DATASET CONTENT =>
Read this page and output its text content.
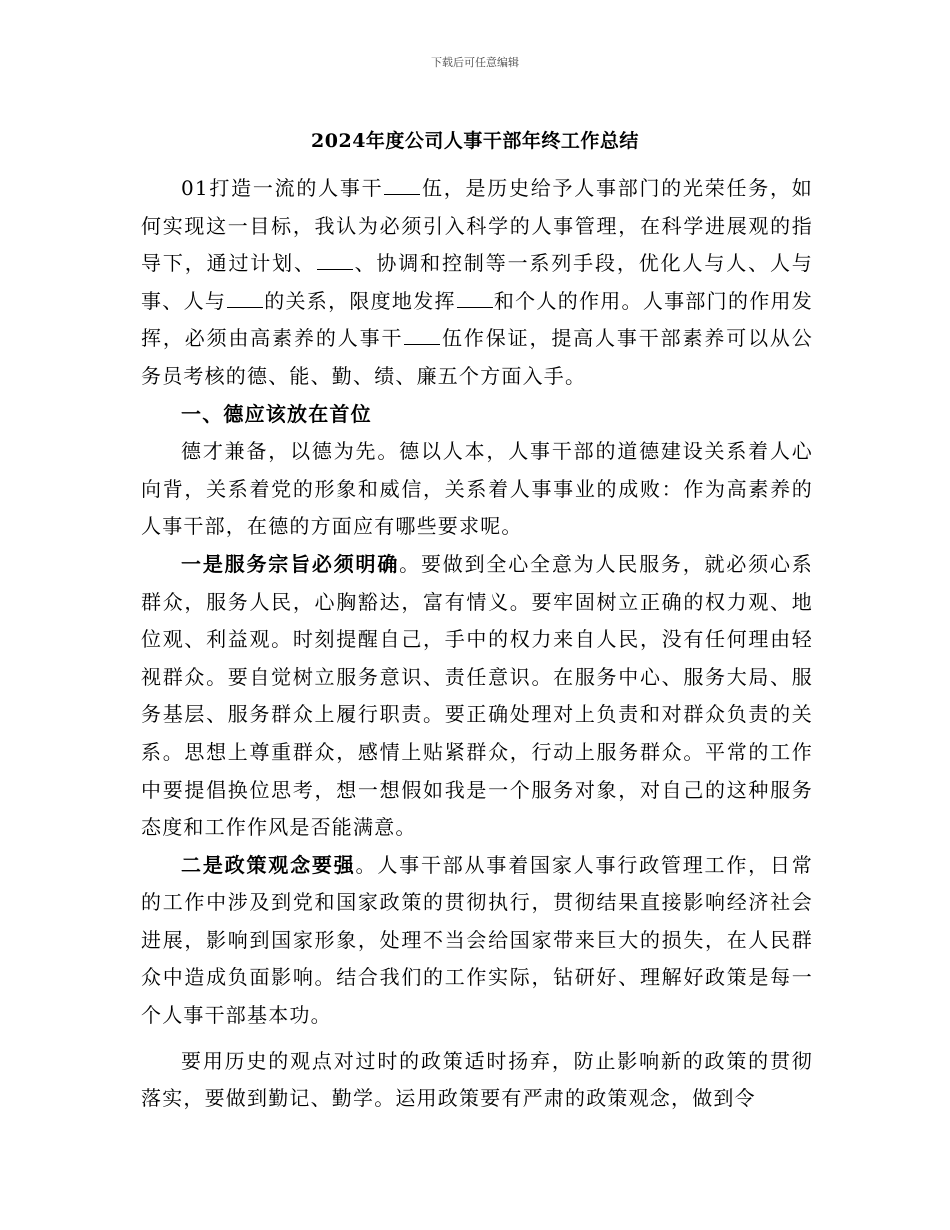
下载后可任意编辑
2024年度公司人事干部年终工作总结

01打造一流的人事干 伍，是历史给予人事部门的光荣任务，如何实现这一目标，我认为必须引入科学的人事管理，在科学进展观的指导下，通过计划、 、协调和控制等一系列手段，优化人与人、人与事、人与 的关系，限度地发挥 和个人的作用。人事部门的作用发挥，必须由高素养的人事干 伍作保证，提高人事干部素养可以从公务员考核的德、能、勤、绩、廉五个方面入手。

一、德应该放在首位

德才兼备，以德为先。德以人本，人事干部的道德建设关系着人心向背，关系着党的形象和威信，关系着人事事业的成败：作为高素养的人事干部，在德的方面应有哪些要求呢。

一是服务宗旨必须明确。要做到全心全意为人民服务，就必须心系群众，服务人民，心胸豁达，富有情义。要牢固树立正确的权力观、地位观、利益观。时刻提醒自己，手中的权力来自人民，没有任何理由轻视群众。要自觉树立服务意识、责任意识。在服务中心、服务大局、服务基层、服务群众上履行职责。要正确处理对上负责和对群众负责的关系。思想上尊重群众，感情上贴紧群众，行动上服务群众。平常的工作中要提倡换位思考，想一想假如我是一个服务对象，对自己的这种服务态度和工作作风是否能满意。

二是政策观念要强。人事干部从事着国家人事行政管理工作，日常的工作中涉及到党和国家政策的贯彻执行，贯彻结果直接影响经济社会进展，影响到国家形象，处理不当会给国家带来巨大的损失，在人民群众中造成负面影响。结合我们的工作实际，钻研好、理解好政策是每一个人事干部基本功。

要用历史的观点对过时的政策适时扬弃，防止影响新的政策的贯彻落实，要做到勤记、勤学。运用政策要有严肃的政策观念，做到令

EXERCISE DIRECTIONS =>
Skip the images and write out the rest of the listing exactly.

FINAL ANSWER =>
Read this page and output its text content.
下载后可任意编辑
2024年度公司人事干部年终工作总结

01打造一流的人事干 伍，是历史给予人事部门的光荣任务，如何实现这一目标，我认为必须引入科学的人事管理，在科学进展观的指导下，通过计划、 、协调和控制等一系列手段，优化人与人、人与事、人与 的关系，限度地发挥 和个人的作用。人事部门的作用发挥，必须由高素养的人事干 伍作保证，提高人事干部素养可以从公务员考核的德、能、勤、绩、廉五个方面入手。

一、德应该放在首位

德才兼备，以德为先。德以人本，人事干部的道德建设关系着人心向背，关系着党的形象和威信，关系着人事事业的成败：作为高素养的人事干部，在德的方面应有哪些要求呢。

一是服务宗旨必须明确。要做到全心全意为人民服务，就必须心系群众，服务人民，心胸豁达，富有情义。要牢固树立正确的权力观、地位观、利益观。时刻提醒自己，手中的权力来自人民，没有任何理由轻视群众。要自觉树立服务意识、责任意识。在服务中心、服务大局、服务基层、服务群众上履行职责。要正确处理对上负责和对群众负责的关系。思想上尊重群众，感情上贴紧群众，行动上服务群众。平常的工作中要提倡换位思考，想一想假如我是一个服务对象，对自己的这种服务态度和工作作风是否能满意。

二是政策观念要强。人事干部从事着国家人事行政管理工作，日常的工作中涉及到党和国家政策的贯彻执行，贯彻结果直接影响经济社会进展，影响到国家形象，处理不当会给国家带来巨大的损失，在人民群众中造成负面影响。结合我们的工作实际，钻研好、理解好政策是每一个人事干部基本功。

要用历史的观点对过时的政策适时扬弃，防止影响新的政策的贯彻落实，要做到勤记、勤学。运用政策要有严肃的政策观念，做到令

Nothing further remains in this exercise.